* YOUR GOAL
Locate the string "развитие" in the records below. Copy every line where it occurs.

[Start of LISTED ENTRIES]

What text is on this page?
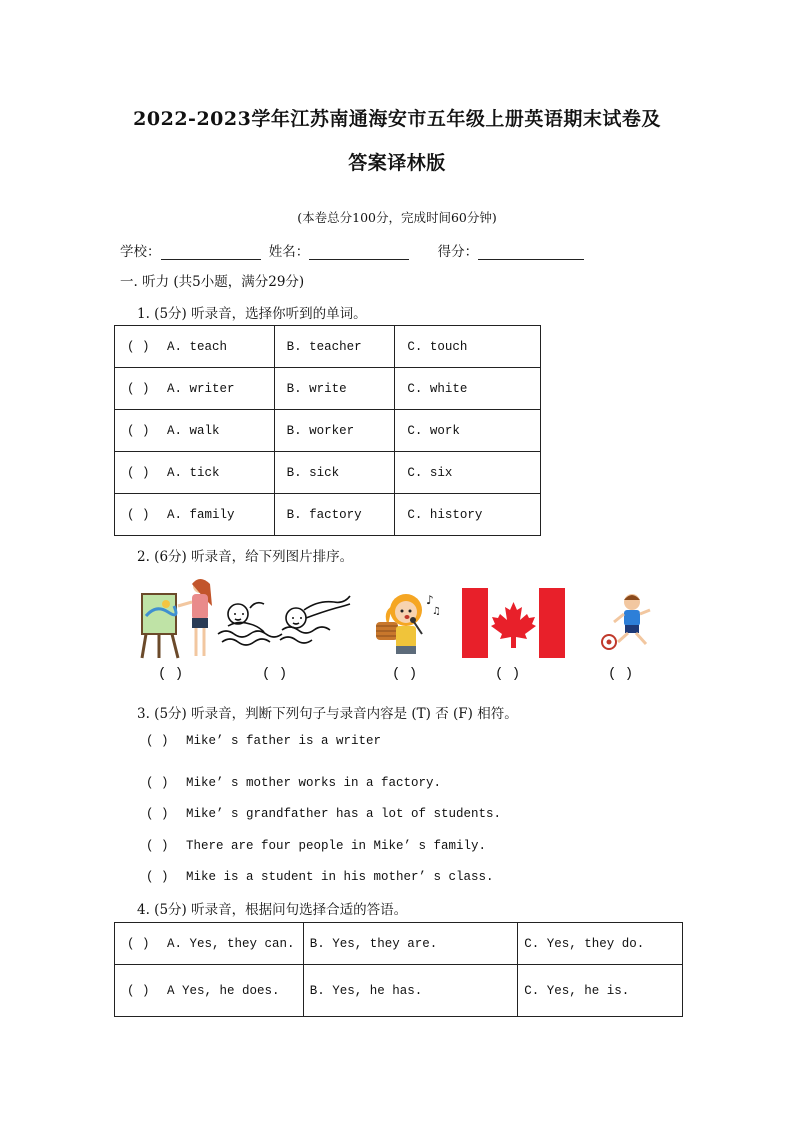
2022-2023学年江苏南通海安市五年级上册英语期末试卷及
答案译林版
(本卷总分100分，完成时间60分钟)
学校：	姓名：	得分：
一. 听力 (共5小题，满分29分)
1. (5分) 听录音，选择你听到的单词。
( ) A. teach	B. teacher	C. touch
( ) A. writer	B. write	C. white
( ) A. walk	B. worker	C. work
( ) A. tick	B. sick	C. six
( ) A. family	B. factory	C. history
2. (6分) 听录音，给下列图片排序。
♪
♫
( )	( )	( )	( )	( )
3. (5分) 听录音，判断下列句子与录音内容是 (T) 否 (F) 相符。
( ) Mike’ s father is a writer
( ) Mike’ s mother works in a factory.
( ) Mike’ s grandfather has a lot of students.
( ) There are four people in Mike’ s family.
( ) Mike is a student in his mother’ s class.
4. (5分) 听录音，根据问句选择合适的答语。
( ) A. Yes, they can.	B. Yes, they are.	C. Yes, they do.
( ) A Yes, he does.	B. Yes, he has.	C. Yes, he is.
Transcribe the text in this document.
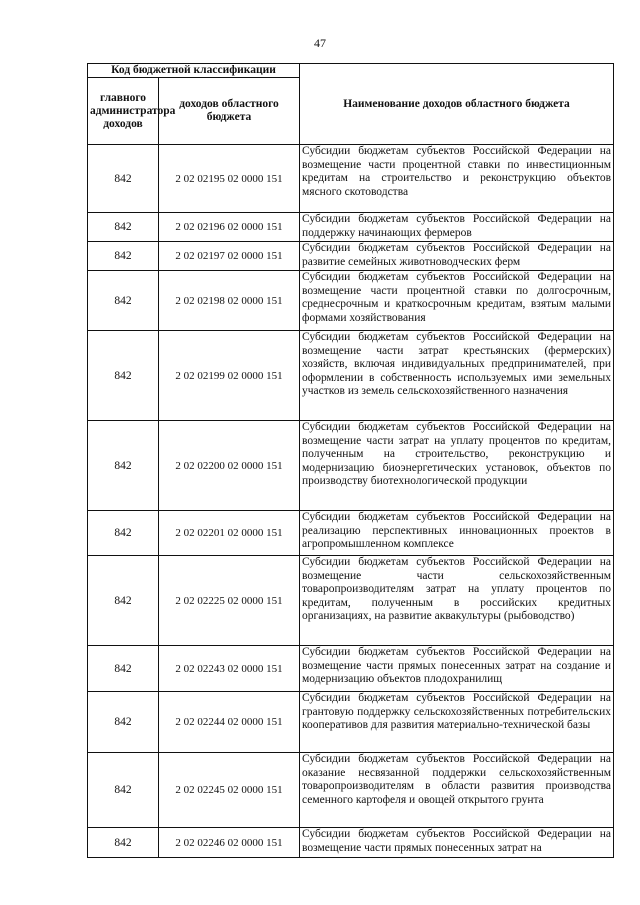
47
Код бюджетной классификации		Наименование доходов областного бюджета
главного администратора доходов	доходов областного бюджета	
842	2 02 02195 02 0000 151	Субсидии бюджетам субъектов Российской Федерации на возмещение части процентной ставки по инвестиционным кредитам на строительство и реконструкцию объектов мясного скотоводства
842	2 02 02196 02 0000 151	Субсидии бюджетам субъектов Российской Федерации на поддержку начинающих фермеров
842	2 02 02197 02 0000 151	Субсидии бюджетам субъектов Российской Федерации на развитие семейных животноводческих ферм
842	2 02 02198 02 0000 151	Субсидии бюджетам субъектов Российской Федерации на возмещение части процентной ставки по долгосрочным, среднесрочным и краткосрочным кредитам, взятым малыми формами хозяйствования
842	2 02 02199 02 0000 151	Субсидии бюджетам субъектов Российской Федерации на возмещение части затрат крестьянских (фермерских) хозяйств, включая индивидуальных предпринимателей, при оформлении в собственность используемых ими земельных участков из земель сельскохозяйственного назначения
842	2 02 02200 02 0000 151	Субсидии бюджетам субъектов Российской Федерации на возмещение части затрат на уплату процентов по кредитам, полученным на строительство, реконструкцию и модернизацию биоэнергетических установок, объектов по производству биотехнологической продукции
842	2 02 02201 02 0000 151	Субсидии бюджетам субъектов Российской Федерации на реализацию перспективных инновационных проектов в агропромышленном комплексе
842	2 02 02225 02 0000 151	Субсидии бюджетам субъектов Российской Федерации на возмещение части сельскохозяйственным товаропроизводителям затрат на уплату процентов по кредитам, полученным в российских кредитных организациях, на развитие аквакультуры (рыбоводство)
842	2 02 02243 02 0000 151	Субсидии бюджетам субъектов Российской Федерации на возмещение части прямых понесенных затрат на создание и модернизацию объектов плодохранилищ
842	2 02 02244 02 0000 151	Субсидии бюджетам субъектов Российской Федерации на грантовую поддержку сельскохозяйственных потребительских кооперативов для развития материально-технической базы
842	2 02 02245 02 0000 151	Субсидии бюджетам субъектов Российской Федерации на оказание несвязанной поддержки сельскохозяйственным товаропроизводителям в области развития производства семенного картофеля и овощей открытого грунта
842	2 02 02246 02 0000 151	Субсидии бюджетам субъектов Российской Федерации на возмещение части прямых понесенных затрат на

[End of LISTED ENTRIES]

* WRITTEN RESPONSE
842	2 02 02197 02 0000 151	Субсидии бюджетам субъектов Российской Федерации на развитие семейных животноводческих ферм
842	2 02 02225 02 0000 151	Субсидии бюджетам субъектов Российской Федерации на возмещение части сельскохозяйственным товаропроизводителям затрат на уплату процентов по кредитам, полученным в российских кредитных организациях, на развитие аквакультуры (рыбоводство)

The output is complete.